Layout annotation records
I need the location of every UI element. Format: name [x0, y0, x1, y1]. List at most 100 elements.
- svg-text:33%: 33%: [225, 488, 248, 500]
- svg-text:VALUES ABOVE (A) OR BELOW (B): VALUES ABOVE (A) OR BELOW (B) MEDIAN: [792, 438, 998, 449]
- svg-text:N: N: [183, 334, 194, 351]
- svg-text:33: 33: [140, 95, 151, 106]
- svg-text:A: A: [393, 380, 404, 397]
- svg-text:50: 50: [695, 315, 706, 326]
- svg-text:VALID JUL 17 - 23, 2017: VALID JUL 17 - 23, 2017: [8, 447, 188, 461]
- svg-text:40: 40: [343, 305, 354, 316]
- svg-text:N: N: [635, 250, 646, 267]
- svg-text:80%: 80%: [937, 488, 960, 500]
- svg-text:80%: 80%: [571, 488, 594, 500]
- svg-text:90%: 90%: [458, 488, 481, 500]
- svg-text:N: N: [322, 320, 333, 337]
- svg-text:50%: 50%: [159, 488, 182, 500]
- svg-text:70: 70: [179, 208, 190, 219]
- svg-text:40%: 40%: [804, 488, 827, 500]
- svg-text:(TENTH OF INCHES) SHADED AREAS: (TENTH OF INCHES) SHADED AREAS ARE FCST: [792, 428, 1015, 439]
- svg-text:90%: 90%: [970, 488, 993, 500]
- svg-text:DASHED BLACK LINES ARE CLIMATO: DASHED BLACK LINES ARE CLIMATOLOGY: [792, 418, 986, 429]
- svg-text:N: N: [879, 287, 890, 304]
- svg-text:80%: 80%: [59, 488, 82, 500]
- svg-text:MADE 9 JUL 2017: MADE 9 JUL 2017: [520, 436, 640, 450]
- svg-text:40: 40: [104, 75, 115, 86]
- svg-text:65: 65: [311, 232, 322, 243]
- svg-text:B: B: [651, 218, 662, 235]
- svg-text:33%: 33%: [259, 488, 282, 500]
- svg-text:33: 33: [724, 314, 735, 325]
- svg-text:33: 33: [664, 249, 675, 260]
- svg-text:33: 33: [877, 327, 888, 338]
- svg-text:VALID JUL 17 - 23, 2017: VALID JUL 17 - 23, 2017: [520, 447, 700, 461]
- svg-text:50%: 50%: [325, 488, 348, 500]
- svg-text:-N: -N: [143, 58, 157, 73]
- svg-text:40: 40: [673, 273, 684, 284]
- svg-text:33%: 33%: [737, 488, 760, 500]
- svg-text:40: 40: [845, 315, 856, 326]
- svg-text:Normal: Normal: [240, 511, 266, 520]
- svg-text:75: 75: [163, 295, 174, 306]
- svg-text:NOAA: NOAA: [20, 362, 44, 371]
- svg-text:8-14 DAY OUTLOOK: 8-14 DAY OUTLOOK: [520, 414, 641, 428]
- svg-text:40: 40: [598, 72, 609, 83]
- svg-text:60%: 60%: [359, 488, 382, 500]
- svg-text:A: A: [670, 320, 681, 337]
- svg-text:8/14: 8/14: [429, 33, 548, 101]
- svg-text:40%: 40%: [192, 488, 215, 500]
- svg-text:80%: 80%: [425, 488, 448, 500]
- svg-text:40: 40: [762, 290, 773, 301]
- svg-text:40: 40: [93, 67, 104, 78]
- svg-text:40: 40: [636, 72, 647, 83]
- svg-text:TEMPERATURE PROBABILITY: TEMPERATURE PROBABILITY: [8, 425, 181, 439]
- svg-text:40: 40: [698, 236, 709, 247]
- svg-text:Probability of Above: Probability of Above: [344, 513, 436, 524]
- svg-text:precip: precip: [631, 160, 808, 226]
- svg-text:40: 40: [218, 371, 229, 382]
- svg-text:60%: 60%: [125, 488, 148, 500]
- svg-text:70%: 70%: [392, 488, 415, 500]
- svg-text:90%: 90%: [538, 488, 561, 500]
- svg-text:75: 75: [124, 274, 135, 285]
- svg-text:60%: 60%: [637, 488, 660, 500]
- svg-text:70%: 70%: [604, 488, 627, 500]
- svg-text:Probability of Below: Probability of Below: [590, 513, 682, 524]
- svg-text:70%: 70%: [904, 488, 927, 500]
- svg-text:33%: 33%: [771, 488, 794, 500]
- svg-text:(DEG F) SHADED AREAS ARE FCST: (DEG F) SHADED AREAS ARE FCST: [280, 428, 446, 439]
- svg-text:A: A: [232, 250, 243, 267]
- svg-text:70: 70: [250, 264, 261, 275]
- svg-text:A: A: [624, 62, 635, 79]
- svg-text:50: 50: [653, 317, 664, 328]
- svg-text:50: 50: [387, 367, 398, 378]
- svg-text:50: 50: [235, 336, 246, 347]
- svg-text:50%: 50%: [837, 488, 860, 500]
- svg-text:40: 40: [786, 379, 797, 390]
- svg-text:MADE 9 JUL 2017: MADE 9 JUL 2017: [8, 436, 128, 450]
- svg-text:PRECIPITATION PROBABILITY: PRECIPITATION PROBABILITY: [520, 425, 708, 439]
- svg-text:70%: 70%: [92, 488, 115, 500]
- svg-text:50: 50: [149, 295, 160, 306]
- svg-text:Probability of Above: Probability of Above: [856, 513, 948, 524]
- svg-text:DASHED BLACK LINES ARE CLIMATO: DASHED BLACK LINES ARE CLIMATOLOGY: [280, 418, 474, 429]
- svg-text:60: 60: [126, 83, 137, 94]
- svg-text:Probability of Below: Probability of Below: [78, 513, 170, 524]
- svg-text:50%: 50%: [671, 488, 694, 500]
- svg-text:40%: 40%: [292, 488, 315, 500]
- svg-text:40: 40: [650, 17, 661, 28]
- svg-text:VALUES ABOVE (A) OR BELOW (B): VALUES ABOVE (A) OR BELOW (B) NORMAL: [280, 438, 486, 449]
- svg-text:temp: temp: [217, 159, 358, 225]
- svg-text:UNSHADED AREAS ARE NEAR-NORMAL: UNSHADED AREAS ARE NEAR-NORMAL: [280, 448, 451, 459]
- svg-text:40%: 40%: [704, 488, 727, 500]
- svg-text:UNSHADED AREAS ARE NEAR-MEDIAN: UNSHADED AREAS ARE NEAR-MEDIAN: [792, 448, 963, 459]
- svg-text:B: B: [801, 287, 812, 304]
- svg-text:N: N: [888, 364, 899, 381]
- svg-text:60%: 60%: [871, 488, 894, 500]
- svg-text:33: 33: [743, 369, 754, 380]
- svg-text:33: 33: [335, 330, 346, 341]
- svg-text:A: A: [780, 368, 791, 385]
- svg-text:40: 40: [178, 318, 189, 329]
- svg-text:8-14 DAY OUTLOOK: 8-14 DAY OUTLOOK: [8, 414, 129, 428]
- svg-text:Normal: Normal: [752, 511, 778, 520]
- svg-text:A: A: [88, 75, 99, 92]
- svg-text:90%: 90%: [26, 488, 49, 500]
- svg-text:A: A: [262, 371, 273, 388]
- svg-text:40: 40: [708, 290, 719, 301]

* WORK TO COMPLETE *
Edit the material starting at its first line and ending at the line containing "- svg-text:40%: 40%: [804, 488, 827, 500]", replacing "MEDIAN" with "NORMAL". Leave everything else unchanged.

* EXERCISE RESPONSE *
I need the location of every UI element. Format: name [x0, y0, x1, y1]. List at most 100 elements.
- svg-text:33%: 33%: [225, 488, 248, 500]
- svg-text:VALUES ABOVE (A) OR BELOW (B): VALUES ABOVE (A) OR BELOW (B) NORMAL: [792, 438, 998, 449]
- svg-text:N: N: [183, 334, 194, 351]
- svg-text:33: 33: [140, 95, 151, 106]
- svg-text:A: A: [393, 380, 404, 397]
- svg-text:50: 50: [695, 315, 706, 326]
- svg-text:VALID JUL 17 - 23, 2017: VALID JUL 17 - 23, 2017: [8, 447, 188, 461]
- svg-text:40: 40: [343, 305, 354, 316]
- svg-text:N: N: [635, 250, 646, 267]
- svg-text:80%: 80%: [937, 488, 960, 500]
- svg-text:80%: 80%: [571, 488, 594, 500]
- svg-text:90%: 90%: [458, 488, 481, 500]
- svg-text:N: N: [322, 320, 333, 337]
- svg-text:50%: 50%: [159, 488, 182, 500]
- svg-text:70: 70: [179, 208, 190, 219]
- svg-text:40%: 40%: [804, 488, 827, 500]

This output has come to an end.